- TASKS FOR THIS EXERCISE
1/ Answer these about the page on franchise pricing before Pareto:
(a) What did the competitor pricing reports from corporate show?
(b) What production cost rule did franchisees follow when setting prices?
(c) Within which distances did corporate count a store's competitors?
2/ Extend the page on franchise pricing before Pareto, starting right after its last line.

START PAGE EXCERPT

Before Pareto, franchisees were left guessing, relying on unactionable data and heuristics
For franchisees, corporate provided competitor pricing reports showing what nearby chains were charging, along with rough guidelines on market conditions. But those excel files were difficult to digest and still didn’t answer the real questions:
1️⃣ What’s the right price for each SKU in my market?
2️⃣ If I change the price of SKU X, how will that impact sales of SKU Y?
3️⃣ What set of prices will allow me to maximize my total profits in the near and long term?
In addition to the limited data provided by corporate, franchisees relied on heuristics such as pricing such that production costs are always 30% of menu costs which is an old industry adage seemingly based on zero data.
Seriously, that is how things were done before Pareto: raw excel sheets and adages. For the most part, franchisees knew that with these methods, they were all but guessing at the answers to these questions, but they were ultimately making the best decisions given their limited resources.
Corporate knew franchisees needed data to make informed decisions, but this was easier said than done
While franchisees ultimately control their own pricing, corporate recognized the power of helping them get it right. They did what they could—equipping stores with raw data to inform pricing decisions:
✅ How many competitors were within 1, 5, and 15 miles.

END PAGE EXCERPT
START DATASET CONTENT

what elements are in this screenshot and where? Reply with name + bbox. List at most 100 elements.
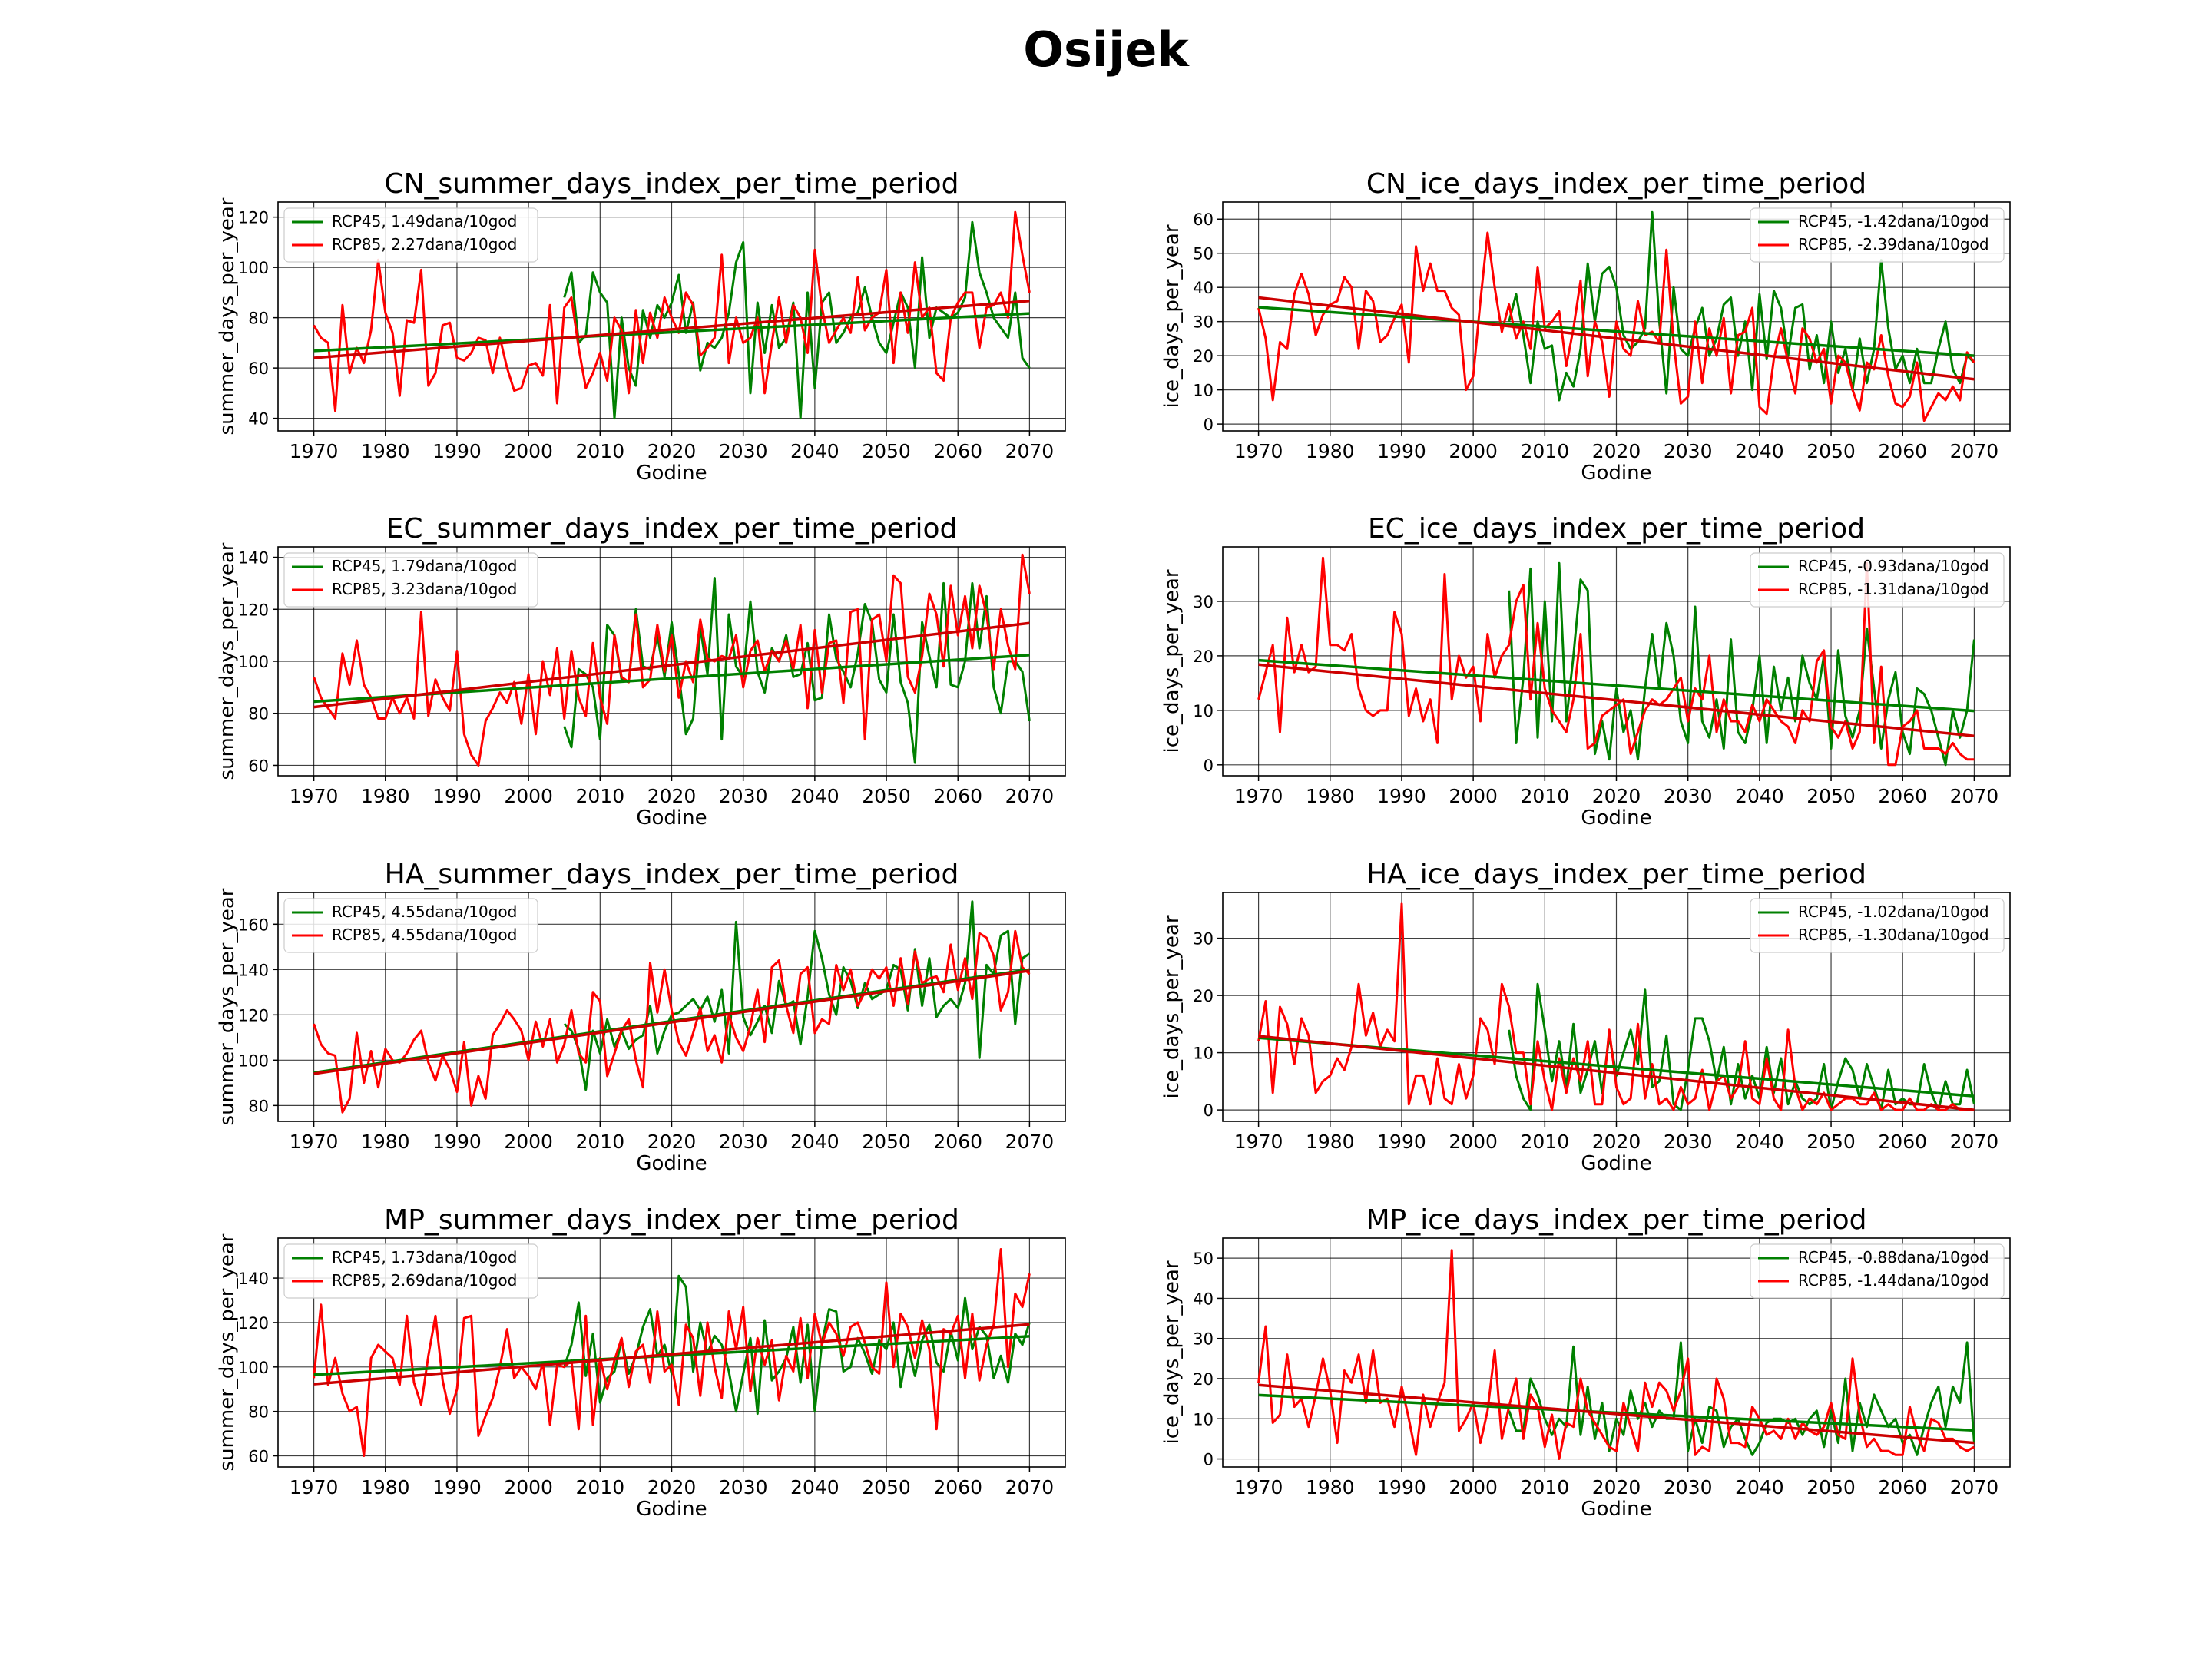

END DATASET CONTENT

- IN RESPONSE
1/
(a) They showed what nearby chains were charging, along with rough guidelines on market conditions.
(b) They priced so that production costs were always 30% of menu costs.
(c) Within 1, 5, and 15 miles.

2/
✅ What those competitors charged for benchmark products like burgers and drinks.
But this data wasn’t actionable. Franchisees—already busy running their stores—couldn’t easily translate competitor pricing spreadsheets into an optimized pricing strategy.
Corporate’s attempt at a smarter internal pricing framework
Recognizing these challenges, corporate attempted to develop an internal pricing framework to reduce franchisee guesswork. While they lacked the machine learning (ML) resources of McDonald’s or Starbucks—who have spent over $1 billion developing in-house pricing optimization tools— they did the best they could under their constraints.
Their approach? Use competitor pricing to estimate local pricing power.
➡️ If McDonald’s charged $4.79 for a Big Mac while the market average was $5.99, corporate would recommend franchisees in that area price below the national average across the board.
➡️ Conversely, if local competitors priced higher than average, they encouraged franchisees to charge more.
This was an early recognition that data-driven pricing was the future. It was, in essence, an attempt to replicate what McDonald’s had built internally—but without the benefit of advanced ML models to dynamically adjust for SKU interactions, demand elasticity, and differing customer preferences between brands.
What was missing? Why even this wasn’t enough.
Despite the revenue team’s best efforts, their solution ultimately boiled down to a sophisticated version of a follow-the-leader approach to pricing which firms have been using for hundreds of years to set prices. While copying competitors is intuitive, the necessary assumptions are far reaching and prove false.
❌ Assumes demand between across brands is identical ➡️ if there is strong demand for McDonald’s in this area, then there must similarly be strong demand for our stores as well.
❌ Assumes competitors are themselves always pricing optimally ➡️ If McDonald’s prices above the national average then that must be the optimal price.
❌ Assumes that demand between SKUs is constant ➡️ If there is low demand for sandwiches in this area, there must similarly be low demand for coffee.
❌ Assumes there are no inter-SKU relationships ➡️ If we increase the price of fries by 5%, there will be no impact on sales of fountain drinks.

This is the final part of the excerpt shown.